--- begin Extracted entries ---

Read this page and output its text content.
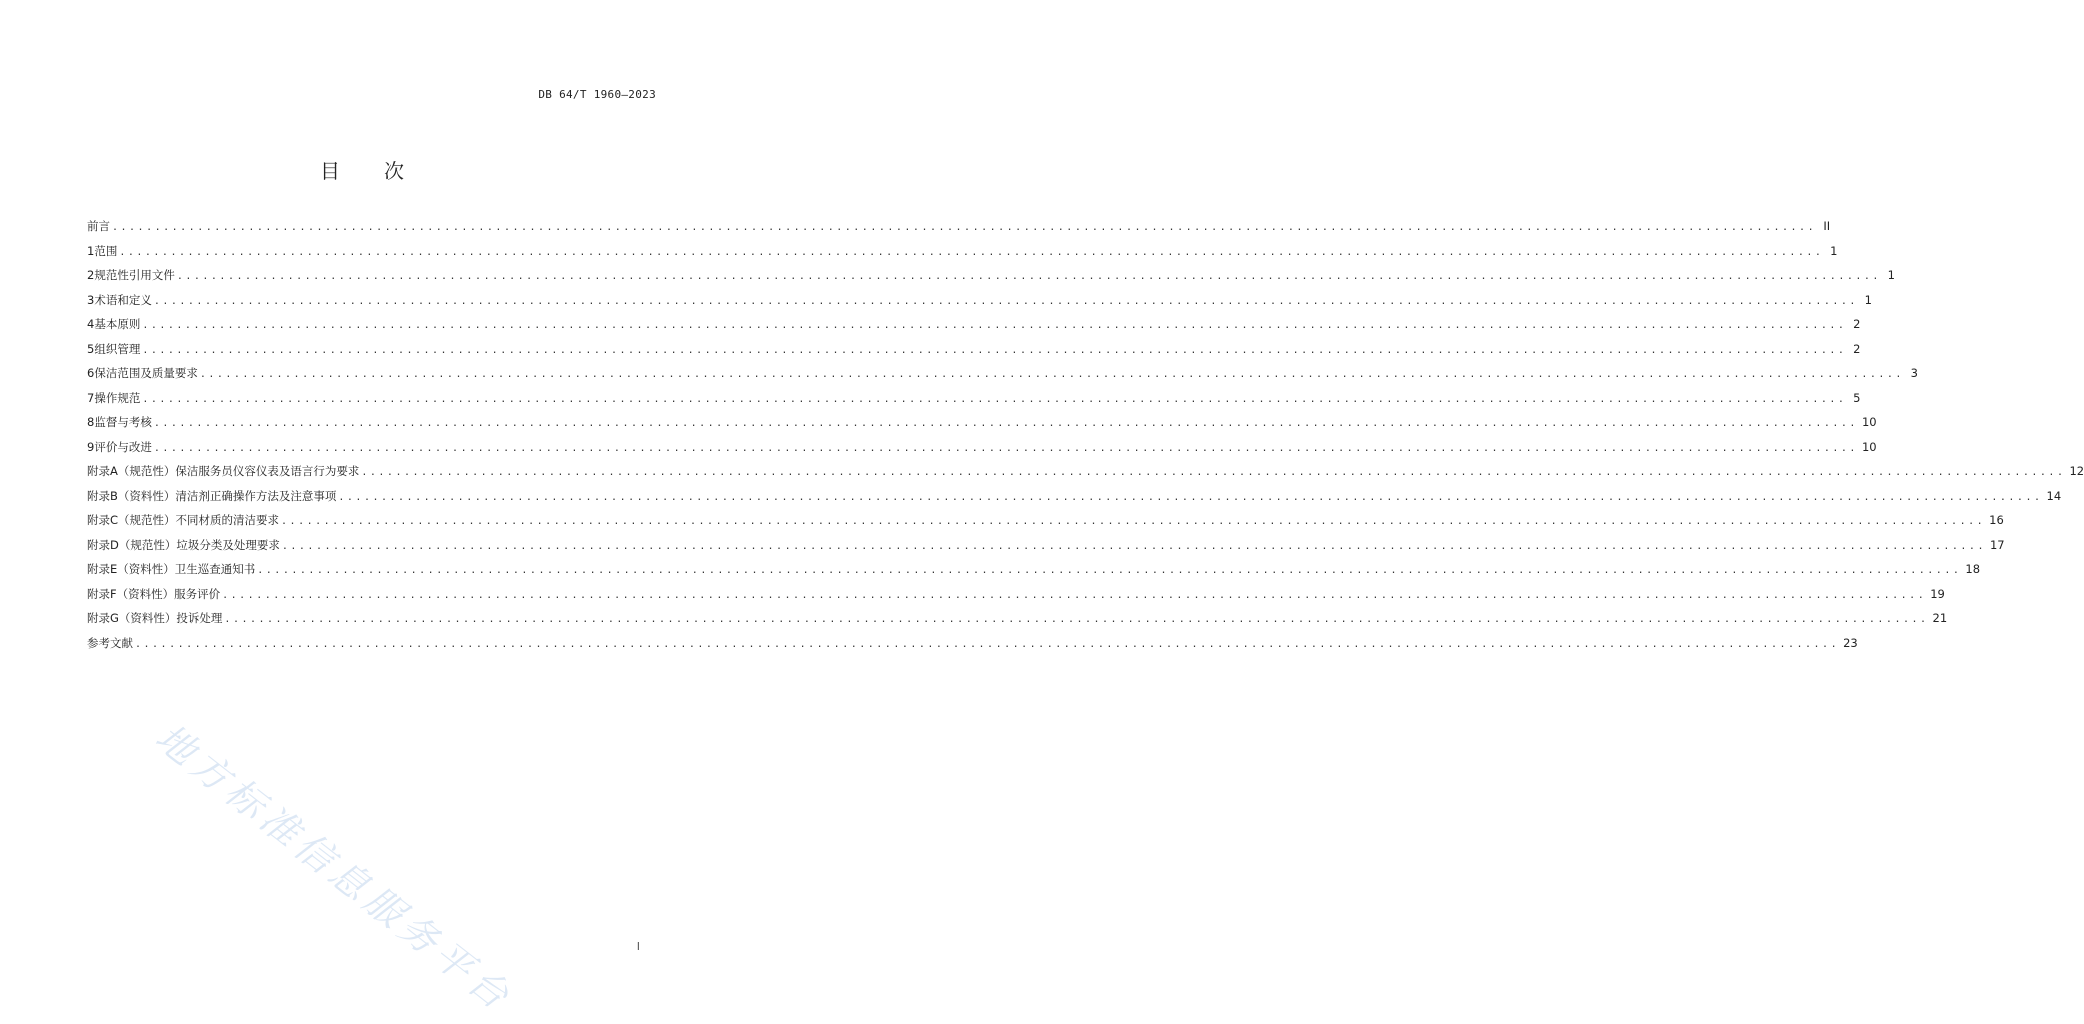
DB 64/T 1960—2023
目 次
前言 ........................................................................................................................................................................................................ II
1 范围 ........................................................................................................................................................................................................ 1
2 规范性引用文件 ........................................................................................................................................................................................................ 1
3 术语和定义 ........................................................................................................................................................................................................ 1
4 基本原则 ........................................................................................................................................................................................................ 2
5 组织管理 ........................................................................................................................................................................................................ 2
6 保洁范围及质量要求 ........................................................................................................................................................................................................ 3
7 操作规范 ........................................................................................................................................................................................................ 5
8 监督与考核 ........................................................................................................................................................................................................ 10
9 评价与改进 ........................................................................................................................................................................................................ 10
附录A（规范性） 保洁服务员仪容仪表及语言行为要求 ........................................................................................................................................................................................................ 12
附录B（资料性） 清洁剂正确操作方法及注意事项 ........................................................................................................................................................................................................ 14
附录C（规范性） 不同材质的清洁要求 ........................................................................................................................................................................................................ 16
附录D（规范性） 垃圾分类及处理要求 ........................................................................................................................................................................................................ 17
附录E（资料性） 卫生巡查通知书 ........................................................................................................................................................................................................ 18
附录F（资料性） 服务评价 ........................................................................................................................................................................................................ 19
附录G（资料性） 投诉处理 ........................................................................................................................................................................................................ 21
参考文献 ........................................................................................................................................................................................................ 23
地方标准信息服务平台	I
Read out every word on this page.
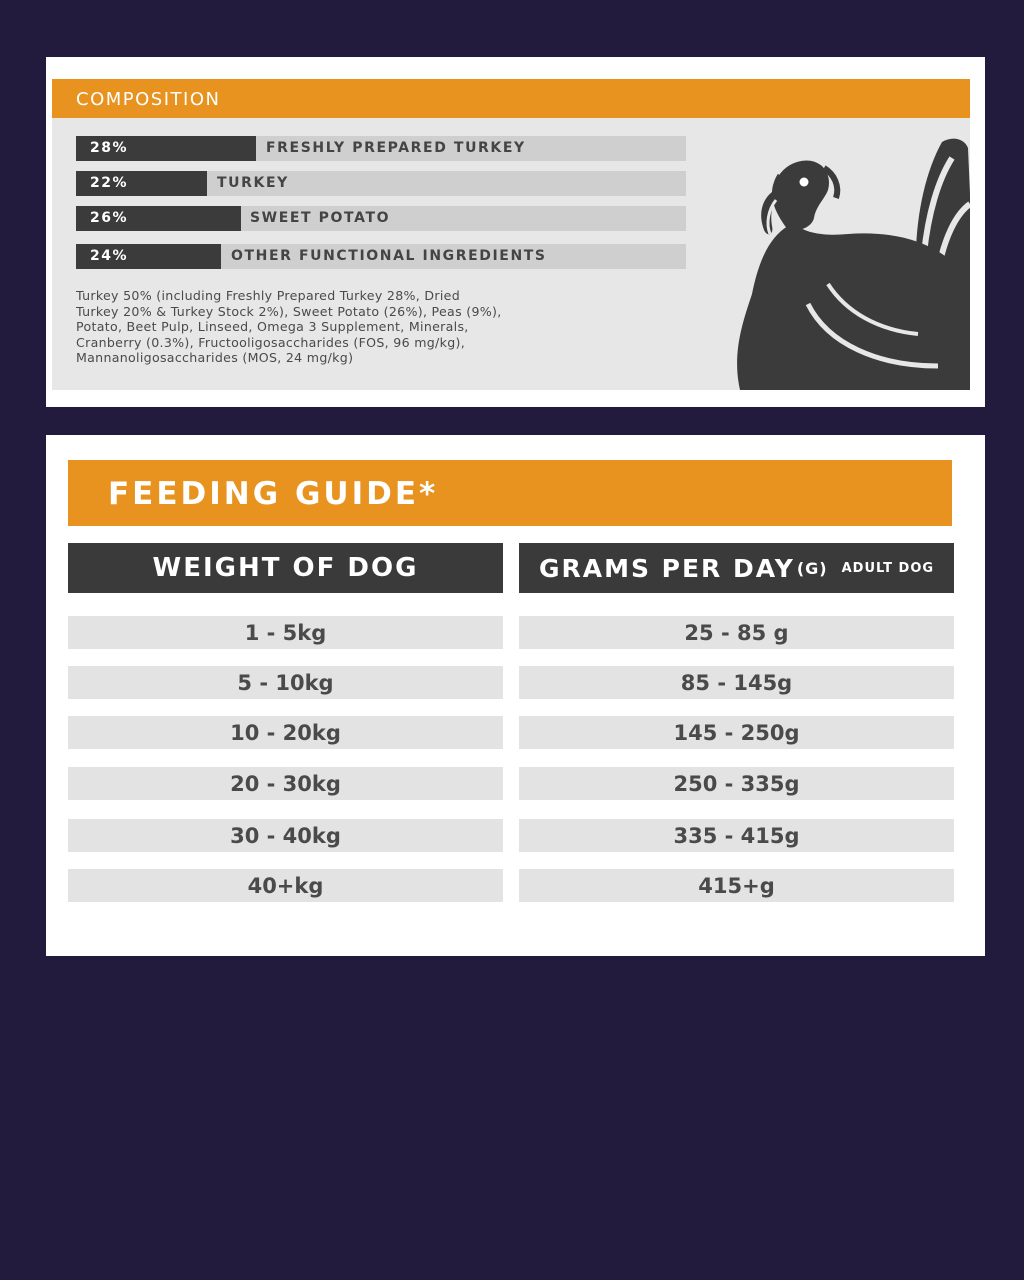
COMPOSITION
28%	FRESHLY PREPARED TURKEY
22%	TURKEY
26%	SWEET POTATO
24%	OTHER FUNCTIONAL INGREDIENTS
Turkey 50% (including Freshly Prepared Turkey 28%, Dried
Turkey 20% & Turkey Stock 2%), Sweet Potato (26%), Peas (9%),
Potato, Beet Pulp, Linseed, Omega 3 Supplement, Minerals,
Cranberry (0.3%), Fructooligosaccharides (FOS, 96 mg/kg),
Mannanoligosaccharides (MOS, 24 mg/kg)
FEEDING GUIDE*
WEIGHT OF DOG	GRAMS PER DAY (G) ADULT DOG
1 - 5kg	25 - 85 g
5 - 10kg	85 - 145g
10 - 20kg	145 - 250g
20 - 30kg	250 - 335g
30 - 40kg	335 - 415g
40+kg	415+g
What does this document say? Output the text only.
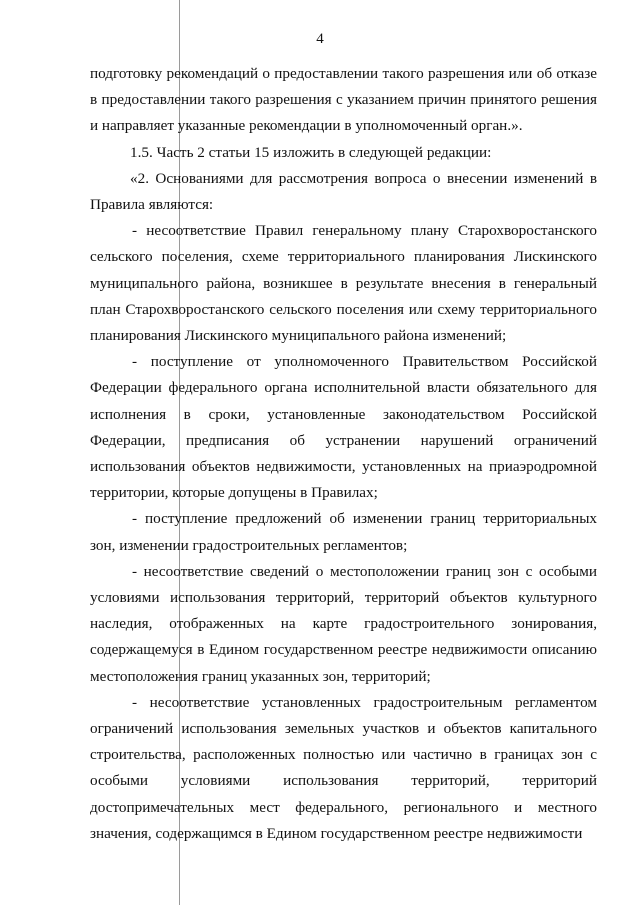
4

подготовку рекомендаций о предоставлении такого разрешения или об отказе в предоставлении такого разрешения с указанием причин принятого решения и направляет указанные рекомендации в уполномоченный орган.».

1.5. Часть 2 статьи 15 изложить в следующей редакции:

«2. Основаниями для рассмотрения вопроса о внесении изменений в Правила являются:

- несоответствие Правил генеральному плану Старохворостанского сельского поселения, схеме территориального планирования Лискинского муниципального района, возникшее в результате внесения в генеральный план Старохворостанского сельского поселения или схему территориального планирования Лискинского муниципального района изменений;

- поступление от уполномоченного Правительством Российской Федерации федерального органа исполнительной власти обязательного для исполнения в сроки, установленные законодательством Российской Федерации, предписания об устранении нарушений ограничений использования объектов недвижимости, установленных на приаэродромной территории, которые допущены в Правилах;

- поступление предложений об изменении границ территориальных зон, изменении градостроительных регламентов;

- несоответствие сведений о местоположении границ зон с особыми условиями использования территорий, территорий объектов культурного наследия, отображенных на карте градостроительного зонирования, содержащемуся в Едином государственном реестре недвижимости описанию местоположения границ указанных зон, территорий;

- несоответствие установленных градостроительным регламентом ограничений использования земельных участков и объектов капитального строительства, расположенных полностью или частично в границах зон с особыми условиями использования территорий, территорий достопримечательных мест федерального, регионального и местного значения, содержащимся в Едином государственном реестре недвижимости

--- end Extracted entries ---

- Task description -
Reproduce each line holding the word "page".

- Task solution -
Read this page and output its text content.
Read out every word on this page.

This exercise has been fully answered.